Dataset:
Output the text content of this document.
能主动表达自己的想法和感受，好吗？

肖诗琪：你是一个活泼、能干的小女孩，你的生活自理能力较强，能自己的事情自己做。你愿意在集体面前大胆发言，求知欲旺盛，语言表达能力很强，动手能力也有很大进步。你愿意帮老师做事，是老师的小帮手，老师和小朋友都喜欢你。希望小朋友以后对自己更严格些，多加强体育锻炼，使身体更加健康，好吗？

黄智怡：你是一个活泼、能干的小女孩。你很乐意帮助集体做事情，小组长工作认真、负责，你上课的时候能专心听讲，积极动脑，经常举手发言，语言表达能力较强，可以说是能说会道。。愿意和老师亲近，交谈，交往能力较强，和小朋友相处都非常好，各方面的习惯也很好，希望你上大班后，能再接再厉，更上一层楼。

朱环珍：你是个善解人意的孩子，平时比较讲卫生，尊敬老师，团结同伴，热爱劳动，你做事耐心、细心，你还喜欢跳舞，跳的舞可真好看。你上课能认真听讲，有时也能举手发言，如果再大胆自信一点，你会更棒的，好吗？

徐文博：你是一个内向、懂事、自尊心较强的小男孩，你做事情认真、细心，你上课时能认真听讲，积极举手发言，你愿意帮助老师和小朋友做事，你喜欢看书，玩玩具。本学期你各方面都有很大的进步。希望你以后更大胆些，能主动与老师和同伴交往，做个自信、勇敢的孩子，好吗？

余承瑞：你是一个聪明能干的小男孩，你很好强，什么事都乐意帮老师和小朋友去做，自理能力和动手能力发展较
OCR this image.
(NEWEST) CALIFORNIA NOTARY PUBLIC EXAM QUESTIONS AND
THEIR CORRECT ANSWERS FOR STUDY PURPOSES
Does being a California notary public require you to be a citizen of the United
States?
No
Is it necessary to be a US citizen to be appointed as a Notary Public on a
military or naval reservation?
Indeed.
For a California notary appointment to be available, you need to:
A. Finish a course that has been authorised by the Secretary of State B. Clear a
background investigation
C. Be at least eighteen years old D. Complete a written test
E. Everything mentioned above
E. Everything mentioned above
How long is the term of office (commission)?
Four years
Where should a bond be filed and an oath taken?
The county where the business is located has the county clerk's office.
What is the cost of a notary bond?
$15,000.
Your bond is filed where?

Set task:
Make a verbatim copy of every entry shown above.

Task solution:
Output the text content of this document.
能主动表达自己的想法和感受，好吗？

肖诗琪：你是一个活泼、能干的小女孩，你的生活自理能力较强，能自己的事情自己做。你愿意在集体面前大胆发言，求知欲旺盛，语言表达能力很强，动手能力也有很大进步。你愿意帮老师做事，是老师的小帮手，老师和小朋友都喜欢你。希望小朋友以后对自己更严格些，多加强体育锻炼，使身体更加健康，好吗？

黄智怡：你是一个活泼、能干的小女孩。你很乐意帮助集体做事情，小组长工作认真、负责，你上课的时候能专心听讲，积极动脑，经常举手发言，语言表达能力较强，可以说是能说会道。。愿意和老师亲近，交谈，交往能力较强，和小朋友相处都非常好，各方面的习惯也很好，希望你上大班后，能再接再厉，更上一层楼。

朱环珍：你是个善解人意的孩子，平时比较讲卫生，尊敬老师，团结同伴，热爱劳动，你做事耐心、细心，你还喜欢跳舞，跳的舞可真好看。你上课能认真听讲，有时也能举手发言，如果再大胆自信一点，你会更棒的，好吗？

徐文博：你是一个内向、懂事、自尊心较强的小男孩，你做事情认真、细心，你上课时能认真听讲，积极举手发言，你愿意帮助老师和小朋友做事，你喜欢看书，玩玩具。本学期你各方面都有很大的进步。希望你以后更大胆些，能主动与老师和同伴交往，做个自信、勇敢的孩子，好吗？

余承瑞：你是一个聪明能干的小男孩，你很好强，什么事都乐意帮老师和小朋友去做，自理能力和动手能力发展较
OCR this image.
(NEWEST) CALIFORNIA NOTARY PUBLIC EXAM QUESTIONS AND
THEIR CORRECT ANSWERS FOR STUDY PURPOSES
Does being a California notary public require you to be a citizen of the United
States?
No
Is it necessary to be a US citizen to be appointed as a Notary Public on a
military or naval reservation?
Indeed.
For a California notary appointment to be available, you need to:
A. Finish a course that has been authorised by the Secretary of State B. Clear a
background investigation
C. Be at least eighteen years old D. Complete a written test
E. Everything mentioned above
E. Everything mentioned above
How long is the term of office (commission)?
Four years
Where should a bond be filed and an oath taken?
The county where the business is located has the county clerk's office.
What is the cost of a notary bond?
$15,000.
Your bond is filed where?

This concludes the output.